Source records:
+++

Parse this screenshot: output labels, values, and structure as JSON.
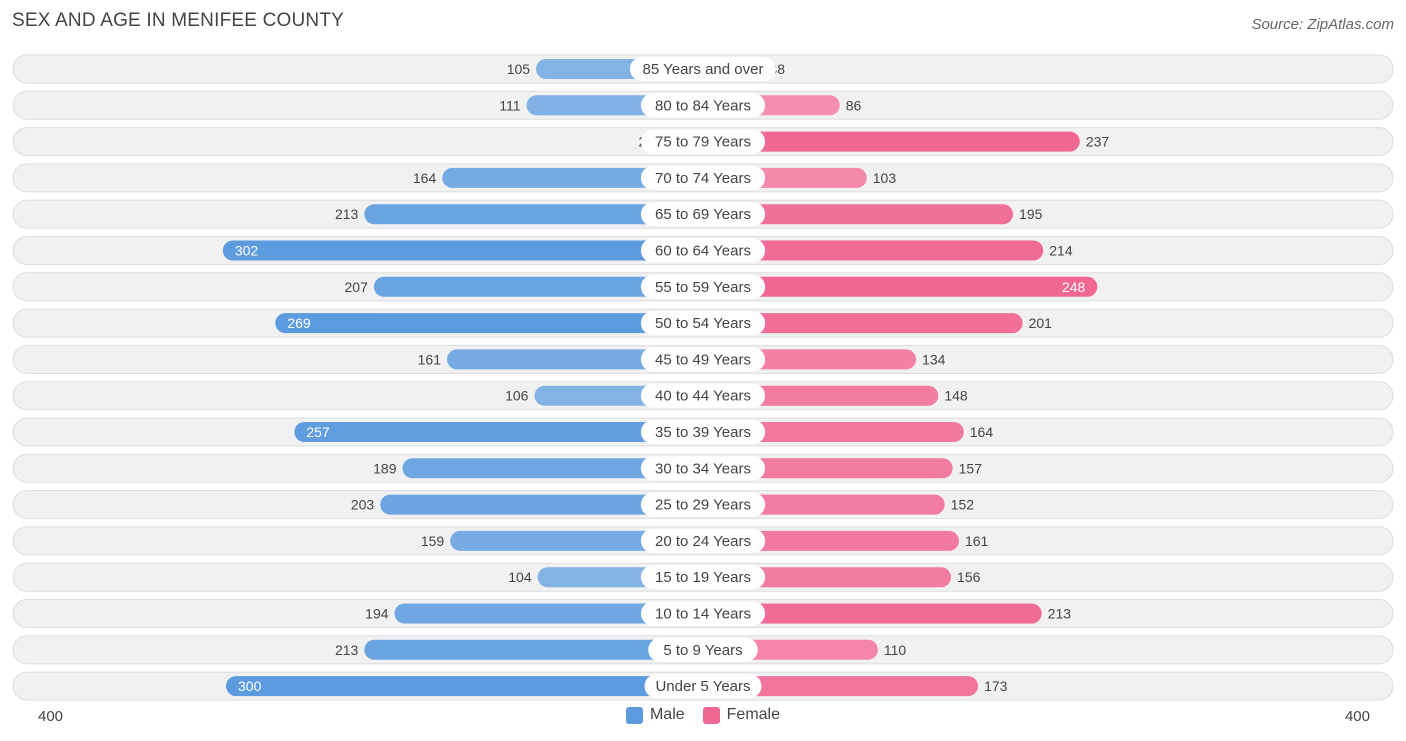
{
  "header": {
    "title": "SEX AND AGE IN MENIFEE COUNTY",
    "source": "Source: ZipAtlas.com"
  },
  "colors": {
    "male": "#5b9bde",
    "male_light": "#9cc2ea",
    "female": "#f06892",
    "female_light": "#f7a5bf",
    "row_bg": "#f1f1f1",
    "row_border": "#dddddd"
  },
  "legend": {
    "male_label": "Male",
    "female_label": "Female"
  },
  "axis": {
    "left_label": "400",
    "right_label": "400"
  },
  "chart_data": {
    "type": "bar",
    "orientation": "horizontal-diverging",
    "title": "SEX AND AGE IN MENIFEE COUNTY",
    "xlim": [
      -400,
      400
    ],
    "legend_position": "bottom-center",
    "categories": [
      "85 Years and over",
      "80 to 84 Years",
      "75 to 79 Years",
      "70 to 74 Years",
      "65 to 69 Years",
      "60 to 64 Years",
      "55 to 59 Years",
      "50 to 54 Years",
      "45 to 49 Years",
      "40 to 44 Years",
      "35 to 39 Years",
      "30 to 34 Years",
      "25 to 29 Years",
      "20 to 24 Years",
      "15 to 19 Years",
      "10 to 14 Years",
      "5 to 9 Years",
      "Under 5 Years"
    ],
    "series": [
      {
        "name": "Male",
        "values": [
          105,
          111,
          27,
          164,
          213,
          302,
          207,
          269,
          161,
          106,
          257,
          189,
          203,
          159,
          104,
          194,
          213,
          300
        ]
      },
      {
        "name": "Female",
        "values": [
          38,
          86,
          237,
          103,
          195,
          214,
          248,
          201,
          134,
          148,
          164,
          157,
          152,
          161,
          156,
          213,
          110,
          173
        ]
      }
    ]
  }
}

+++

* **PROBLEM REQUIREMENTS**: Every line is to be duplicated exactly, though pictures stay out.

* **TASK OUTPUT**:
Parse this screenshot: output labels, values, and structure as JSON.
{
  "header": {
    "title": "SEX AND AGE IN MENIFEE COUNTY",
    "source": "Source: ZipAtlas.com"
  },
  "colors": {
    "male": "#5b9bde",
    "male_light": "#9cc2ea",
    "female": "#f06892",
    "female_light": "#f7a5bf",
    "row_bg": "#f1f1f1",
    "row_border": "#dddddd"
  },
  "legend": {
    "male_label": "Male",
    "female_label": "Female"
  },
  "axis": {
    "left_label": "400",
    "right_label": "400"
  },
  "chart_data": {
    "type": "bar",
    "orientation": "horizontal-diverging",
    "title": "SEX AND AGE IN MENIFEE COUNTY",
    "xlim": [
      -400,
      400
    ],
    "legend_position": "bottom-center",
    "categories": [
      "85 Years and over",
      "80 to 84 Years",
      "75 to 79 Years",
      "70 to 74 Years",
      "65 to 69 Years",
      "60 to 64 Years",
      "55 to 59 Years",
      "50 to 54 Years",
      "45 to 49 Years",
      "40 to 44 Years",
      "35 to 39 Years",
      "30 to 34 Years",
      "25 to 29 Years",
      "20 to 24 Years",
      "15 to 19 Years",
      "10 to 14 Years",
      "5 to 9 Years",
      "Under 5 Years"
    ],
    "series": [
      {
        "name": "Male",
        "values": [
          105,
          111,
          27,
          164,
          213,
          302,
          207,
          269,
          161,
          106,
          257,
          189,
          203,
          159,
          104,
          194,
          213,
          300
        ]
      },
      {
        "name": "Female",
        "values": [
          38,
          86,
          237,
          103,
          195,
          214,
          248,
          201,
          134,
          148,
          164,
          157,
          152,
          161,
          156,
          213,
          110,
          173
        ]
      }
    ]
  }
}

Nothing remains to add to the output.